# Stored rows:
'''
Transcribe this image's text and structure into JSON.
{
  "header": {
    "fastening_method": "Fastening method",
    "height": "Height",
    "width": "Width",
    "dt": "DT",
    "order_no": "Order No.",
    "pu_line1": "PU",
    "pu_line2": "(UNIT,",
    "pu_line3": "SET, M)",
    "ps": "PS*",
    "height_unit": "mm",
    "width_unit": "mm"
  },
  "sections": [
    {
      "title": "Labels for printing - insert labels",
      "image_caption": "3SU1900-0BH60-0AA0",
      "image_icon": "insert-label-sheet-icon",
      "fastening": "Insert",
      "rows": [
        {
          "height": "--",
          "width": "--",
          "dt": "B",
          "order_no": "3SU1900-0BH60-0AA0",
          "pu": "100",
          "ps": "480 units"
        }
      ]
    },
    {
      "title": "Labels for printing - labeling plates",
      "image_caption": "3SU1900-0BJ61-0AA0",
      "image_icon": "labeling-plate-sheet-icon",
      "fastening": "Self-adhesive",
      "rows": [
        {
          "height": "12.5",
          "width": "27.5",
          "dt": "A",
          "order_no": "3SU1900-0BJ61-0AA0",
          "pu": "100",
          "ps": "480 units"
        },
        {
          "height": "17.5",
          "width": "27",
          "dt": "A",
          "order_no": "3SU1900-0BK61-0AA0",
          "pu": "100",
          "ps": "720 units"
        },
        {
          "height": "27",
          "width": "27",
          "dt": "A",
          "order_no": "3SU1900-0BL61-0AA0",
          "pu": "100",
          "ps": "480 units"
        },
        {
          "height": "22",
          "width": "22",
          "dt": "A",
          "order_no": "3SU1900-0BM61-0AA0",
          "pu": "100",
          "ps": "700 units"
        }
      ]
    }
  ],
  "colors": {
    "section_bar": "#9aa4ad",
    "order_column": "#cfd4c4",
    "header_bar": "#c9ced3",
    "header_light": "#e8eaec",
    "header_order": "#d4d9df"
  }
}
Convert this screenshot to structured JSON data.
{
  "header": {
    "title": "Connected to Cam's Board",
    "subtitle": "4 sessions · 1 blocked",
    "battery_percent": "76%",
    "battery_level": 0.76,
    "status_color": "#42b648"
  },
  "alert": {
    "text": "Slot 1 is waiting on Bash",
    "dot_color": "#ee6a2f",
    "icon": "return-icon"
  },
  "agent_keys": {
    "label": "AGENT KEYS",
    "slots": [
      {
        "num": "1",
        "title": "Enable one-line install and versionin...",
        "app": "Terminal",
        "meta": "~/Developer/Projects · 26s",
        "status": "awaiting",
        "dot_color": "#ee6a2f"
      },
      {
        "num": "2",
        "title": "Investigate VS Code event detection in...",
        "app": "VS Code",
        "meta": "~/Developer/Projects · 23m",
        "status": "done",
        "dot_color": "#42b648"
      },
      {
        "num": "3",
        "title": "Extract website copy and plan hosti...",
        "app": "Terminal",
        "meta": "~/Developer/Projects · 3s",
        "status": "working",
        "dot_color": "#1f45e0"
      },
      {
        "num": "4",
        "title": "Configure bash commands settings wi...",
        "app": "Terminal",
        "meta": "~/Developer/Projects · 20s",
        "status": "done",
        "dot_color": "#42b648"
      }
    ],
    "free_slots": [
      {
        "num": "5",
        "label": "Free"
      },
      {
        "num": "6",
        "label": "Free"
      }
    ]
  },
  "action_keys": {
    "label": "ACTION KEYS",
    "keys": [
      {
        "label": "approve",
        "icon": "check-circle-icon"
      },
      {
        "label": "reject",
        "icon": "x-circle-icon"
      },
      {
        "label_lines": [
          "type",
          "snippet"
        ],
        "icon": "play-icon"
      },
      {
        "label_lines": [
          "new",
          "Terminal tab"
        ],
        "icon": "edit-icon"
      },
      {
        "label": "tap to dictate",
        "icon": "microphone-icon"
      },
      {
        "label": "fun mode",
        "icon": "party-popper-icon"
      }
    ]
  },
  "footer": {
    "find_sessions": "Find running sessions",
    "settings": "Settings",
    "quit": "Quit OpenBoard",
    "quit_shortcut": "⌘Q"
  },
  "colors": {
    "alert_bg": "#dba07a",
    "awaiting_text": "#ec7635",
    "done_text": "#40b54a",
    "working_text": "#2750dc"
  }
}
'''
# Job:
Repeat all of the records above exactly as they appear.

# Exercise response:
Transcribe this image's text and structure into JSON.
{
  "header": {
    "fastening_method": "Fastening method",
    "height": "Height",
    "width": "Width",
    "dt": "DT",
    "order_no": "Order No.",
    "pu_line1": "PU",
    "pu_line2": "(UNIT,",
    "pu_line3": "SET, M)",
    "ps": "PS*",
    "height_unit": "mm",
    "width_unit": "mm"
  },
  "sections": [
    {
      "title": "Labels for printing - insert labels",
      "image_caption": "3SU1900-0BH60-0AA0",
      "image_icon": "insert-label-sheet-icon",
      "fastening": "Insert",
      "rows": [
        {
          "height": "--",
          "width": "--",
          "dt": "B",
          "order_no": "3SU1900-0BH60-0AA0",
          "pu": "100",
          "ps": "480 units"
        }
      ]
    },
    {
      "title": "Labels for printing - labeling plates",
      "image_caption": "3SU1900-0BJ61-0AA0",
      "image_icon": "labeling-plate-sheet-icon",
      "fastening": "Self-adhesive",
      "rows": [
        {
          "height": "12.5",
          "width": "27.5",
          "dt": "A",
          "order_no": "3SU1900-0BJ61-0AA0",
          "pu": "100",
          "ps": "480 units"
        },
        {
          "height": "17.5",
          "width": "27",
          "dt": "A",
          "order_no": "3SU1900-0BK61-0AA0",
          "pu": "100",
          "ps": "720 units"
        },
        {
          "height": "27",
          "width": "27",
          "dt": "A",
          "order_no": "3SU1900-0BL61-0AA0",
          "pu": "100",
          "ps": "480 units"
        },
        {
          "height": "22",
          "width": "22",
          "dt": "A",
          "order_no": "3SU1900-0BM61-0AA0",
          "pu": "100",
          "ps": "700 units"
        }
      ]
    }
  ],
  "colors": {
    "section_bar": "#9aa4ad",
    "order_column": "#cfd4c4",
    "header_bar": "#c9ced3",
    "header_light": "#e8eaec",
    "header_order": "#d4d9df"
  }
}
Convert this screenshot to structured JSON data.
{
  "header": {
    "title": "Connected to Cam's Board",
    "subtitle": "4 sessions · 1 blocked",
    "battery_percent": "76%",
    "battery_level": 0.76,
    "status_color": "#42b648"
  },
  "alert": {
    "text": "Slot 1 is waiting on Bash",
    "dot_color": "#ee6a2f",
    "icon": "return-icon"
  },
  "agent_keys": {
    "label": "AGENT KEYS",
    "slots": [
      {
        "num": "1",
        "title": "Enable one-line install and versionin...",
        "app": "Terminal",
        "meta": "~/Developer/Projects · 26s",
        "status": "awaiting",
        "dot_color": "#ee6a2f"
      },
      {
        "num": "2",
        "title": "Investigate VS Code event detection in...",
        "app": "VS Code",
        "meta": "~/Developer/Projects · 23m",
        "status": "done",
        "dot_color": "#42b648"
      },
      {
        "num": "3",
        "title": "Extract website copy and plan hosti...",
        "app": "Terminal",
        "meta": "~/Developer/Projects · 3s",
        "status": "working",
        "dot_color": "#1f45e0"
      },
      {
        "num": "4",
        "title": "Configure bash commands settings wi...",
        "app": "Terminal",
        "meta": "~/Developer/Projects · 20s",
        "status": "done",
        "dot_color": "#42b648"
      }
    ],
    "free_slots": [
      {
        "num": "5",
        "label": "Free"
      },
      {
        "num": "6",
        "label": "Free"
      }
    ]
  },
  "action_keys": {
    "label": "ACTION KEYS",
    "keys": [
      {
        "label": "approve",
        "icon": "check-circle-icon"
      },
      {
        "label": "reject",
        "icon": "x-circle-icon"
      },
      {
        "label_lines": [
          "type",
          "snippet"
        ],
        "icon": "play-icon"
      },
      {
        "label_lines": [
          "new",
          "Terminal tab"
        ],
        "icon": "edit-icon"
      },
      {
        "label": "tap to dictate",
        "icon": "microphone-icon"
      },
      {
        "label": "fun mode",
        "icon": "party-popper-icon"
      }
    ]
  },
  "footer": {
    "find_sessions": "Find running sessions",
    "settings": "Settings",
    "quit": "Quit OpenBoard",
    "quit_shortcut": "⌘Q"
  },
  "colors": {
    "alert_bg": "#dba07a",
    "awaiting_text": "#ec7635",
    "done_text": "#40b54a",
    "working_text": "#2750dc"
  }
}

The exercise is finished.